Pick out each line of the records that includes the string "JSON", and copy it.

Records for the exercise:

═══

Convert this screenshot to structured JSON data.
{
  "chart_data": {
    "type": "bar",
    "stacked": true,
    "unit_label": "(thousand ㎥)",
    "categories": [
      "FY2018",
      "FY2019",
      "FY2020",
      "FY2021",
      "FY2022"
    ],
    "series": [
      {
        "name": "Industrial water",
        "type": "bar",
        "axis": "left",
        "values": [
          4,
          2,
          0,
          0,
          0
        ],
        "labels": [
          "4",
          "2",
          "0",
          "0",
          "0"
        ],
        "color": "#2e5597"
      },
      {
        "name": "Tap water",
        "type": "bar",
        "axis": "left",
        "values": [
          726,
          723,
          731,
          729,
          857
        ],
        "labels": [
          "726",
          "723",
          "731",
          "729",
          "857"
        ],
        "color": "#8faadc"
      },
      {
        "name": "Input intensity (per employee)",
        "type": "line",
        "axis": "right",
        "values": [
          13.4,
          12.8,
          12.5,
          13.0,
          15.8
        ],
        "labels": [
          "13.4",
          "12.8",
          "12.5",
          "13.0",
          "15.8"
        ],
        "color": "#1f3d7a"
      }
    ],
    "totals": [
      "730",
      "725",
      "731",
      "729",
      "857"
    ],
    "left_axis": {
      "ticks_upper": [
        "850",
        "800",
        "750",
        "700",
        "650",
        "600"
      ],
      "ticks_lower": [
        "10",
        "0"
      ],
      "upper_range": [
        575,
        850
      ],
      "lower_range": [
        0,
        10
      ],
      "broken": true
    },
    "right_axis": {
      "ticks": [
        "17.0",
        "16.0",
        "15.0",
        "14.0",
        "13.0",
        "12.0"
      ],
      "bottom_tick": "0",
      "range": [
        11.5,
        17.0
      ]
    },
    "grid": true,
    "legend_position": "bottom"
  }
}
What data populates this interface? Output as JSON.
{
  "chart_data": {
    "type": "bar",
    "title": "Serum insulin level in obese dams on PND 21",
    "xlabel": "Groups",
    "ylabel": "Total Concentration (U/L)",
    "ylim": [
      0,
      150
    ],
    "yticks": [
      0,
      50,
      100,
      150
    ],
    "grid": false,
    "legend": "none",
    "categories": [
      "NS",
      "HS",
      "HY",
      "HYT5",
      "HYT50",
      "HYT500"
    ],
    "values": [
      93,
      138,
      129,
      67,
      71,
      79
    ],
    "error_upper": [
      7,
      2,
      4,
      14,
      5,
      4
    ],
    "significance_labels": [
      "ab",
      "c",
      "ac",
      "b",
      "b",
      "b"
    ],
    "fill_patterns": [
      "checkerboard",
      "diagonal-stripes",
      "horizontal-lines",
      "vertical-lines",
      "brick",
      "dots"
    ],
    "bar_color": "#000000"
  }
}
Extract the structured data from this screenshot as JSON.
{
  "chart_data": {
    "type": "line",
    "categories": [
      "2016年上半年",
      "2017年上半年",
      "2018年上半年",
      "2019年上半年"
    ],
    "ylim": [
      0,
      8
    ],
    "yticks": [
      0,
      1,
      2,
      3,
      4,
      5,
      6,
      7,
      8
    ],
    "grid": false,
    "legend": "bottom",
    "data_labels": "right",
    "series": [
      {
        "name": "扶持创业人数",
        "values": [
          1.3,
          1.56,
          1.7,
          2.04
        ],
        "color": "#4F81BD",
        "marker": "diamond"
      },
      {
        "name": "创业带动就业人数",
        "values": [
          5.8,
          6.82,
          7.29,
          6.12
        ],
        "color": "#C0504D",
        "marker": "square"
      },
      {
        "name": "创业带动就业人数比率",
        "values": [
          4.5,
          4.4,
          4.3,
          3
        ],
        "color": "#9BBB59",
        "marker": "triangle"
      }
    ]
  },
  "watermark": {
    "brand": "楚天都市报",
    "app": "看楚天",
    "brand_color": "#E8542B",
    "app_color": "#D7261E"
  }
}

═══

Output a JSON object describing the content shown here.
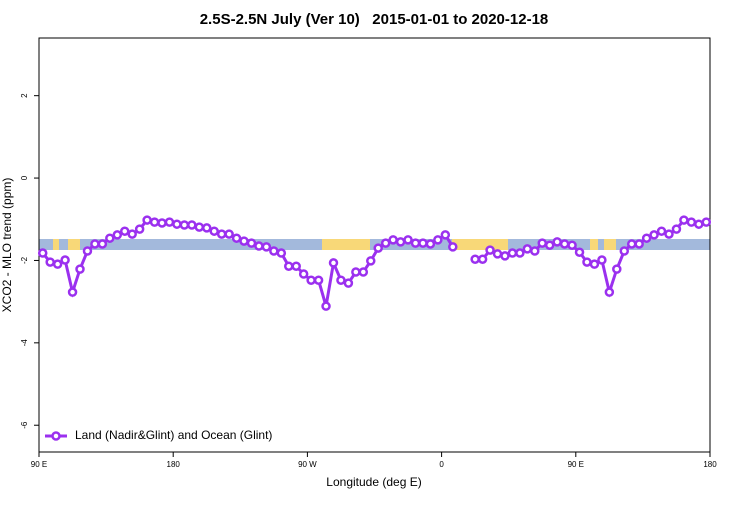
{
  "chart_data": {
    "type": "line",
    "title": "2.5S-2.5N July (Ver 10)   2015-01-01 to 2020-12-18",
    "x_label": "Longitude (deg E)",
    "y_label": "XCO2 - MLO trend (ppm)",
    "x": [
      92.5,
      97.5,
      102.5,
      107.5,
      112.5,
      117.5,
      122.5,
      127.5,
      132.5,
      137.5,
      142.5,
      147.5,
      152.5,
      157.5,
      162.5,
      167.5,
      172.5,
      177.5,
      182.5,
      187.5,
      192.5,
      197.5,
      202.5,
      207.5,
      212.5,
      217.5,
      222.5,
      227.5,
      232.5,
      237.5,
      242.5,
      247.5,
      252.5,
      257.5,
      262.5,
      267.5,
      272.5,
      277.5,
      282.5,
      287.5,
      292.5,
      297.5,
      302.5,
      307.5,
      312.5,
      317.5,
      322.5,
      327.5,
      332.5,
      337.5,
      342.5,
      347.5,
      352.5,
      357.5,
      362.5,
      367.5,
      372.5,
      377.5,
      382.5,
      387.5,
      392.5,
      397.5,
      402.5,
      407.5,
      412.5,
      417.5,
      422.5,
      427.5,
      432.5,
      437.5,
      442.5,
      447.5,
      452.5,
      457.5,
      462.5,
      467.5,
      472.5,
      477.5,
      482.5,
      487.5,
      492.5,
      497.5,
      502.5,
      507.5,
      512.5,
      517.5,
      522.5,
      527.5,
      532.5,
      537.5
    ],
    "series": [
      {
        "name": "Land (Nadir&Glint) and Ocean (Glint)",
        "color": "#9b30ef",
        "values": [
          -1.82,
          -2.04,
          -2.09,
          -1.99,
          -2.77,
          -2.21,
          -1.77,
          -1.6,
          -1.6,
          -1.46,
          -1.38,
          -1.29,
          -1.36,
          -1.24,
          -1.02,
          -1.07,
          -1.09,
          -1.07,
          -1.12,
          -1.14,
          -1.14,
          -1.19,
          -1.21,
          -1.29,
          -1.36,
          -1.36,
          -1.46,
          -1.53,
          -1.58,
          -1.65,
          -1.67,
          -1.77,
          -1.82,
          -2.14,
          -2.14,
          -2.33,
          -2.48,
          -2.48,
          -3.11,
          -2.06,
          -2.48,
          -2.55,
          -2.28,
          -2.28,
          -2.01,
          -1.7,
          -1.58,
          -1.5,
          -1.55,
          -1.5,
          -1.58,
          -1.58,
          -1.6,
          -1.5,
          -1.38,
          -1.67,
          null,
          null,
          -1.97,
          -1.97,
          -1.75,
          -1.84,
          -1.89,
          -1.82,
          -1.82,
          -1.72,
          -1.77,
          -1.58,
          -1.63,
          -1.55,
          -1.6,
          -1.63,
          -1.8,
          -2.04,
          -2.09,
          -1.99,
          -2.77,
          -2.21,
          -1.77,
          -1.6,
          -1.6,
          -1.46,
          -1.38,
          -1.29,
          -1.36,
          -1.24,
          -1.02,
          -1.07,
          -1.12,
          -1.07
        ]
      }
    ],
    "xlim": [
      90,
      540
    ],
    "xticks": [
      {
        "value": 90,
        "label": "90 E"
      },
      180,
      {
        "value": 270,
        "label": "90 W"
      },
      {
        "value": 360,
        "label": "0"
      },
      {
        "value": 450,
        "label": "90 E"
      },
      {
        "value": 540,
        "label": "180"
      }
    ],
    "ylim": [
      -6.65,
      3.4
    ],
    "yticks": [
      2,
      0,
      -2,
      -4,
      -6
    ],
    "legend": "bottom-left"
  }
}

═══

Result below:
Convert this screenshot to structured JSON data.
What data populates this interface? Output as JSON.
Extract the structured data from this screenshot as JSON.
Output a JSON object describing the content shown here.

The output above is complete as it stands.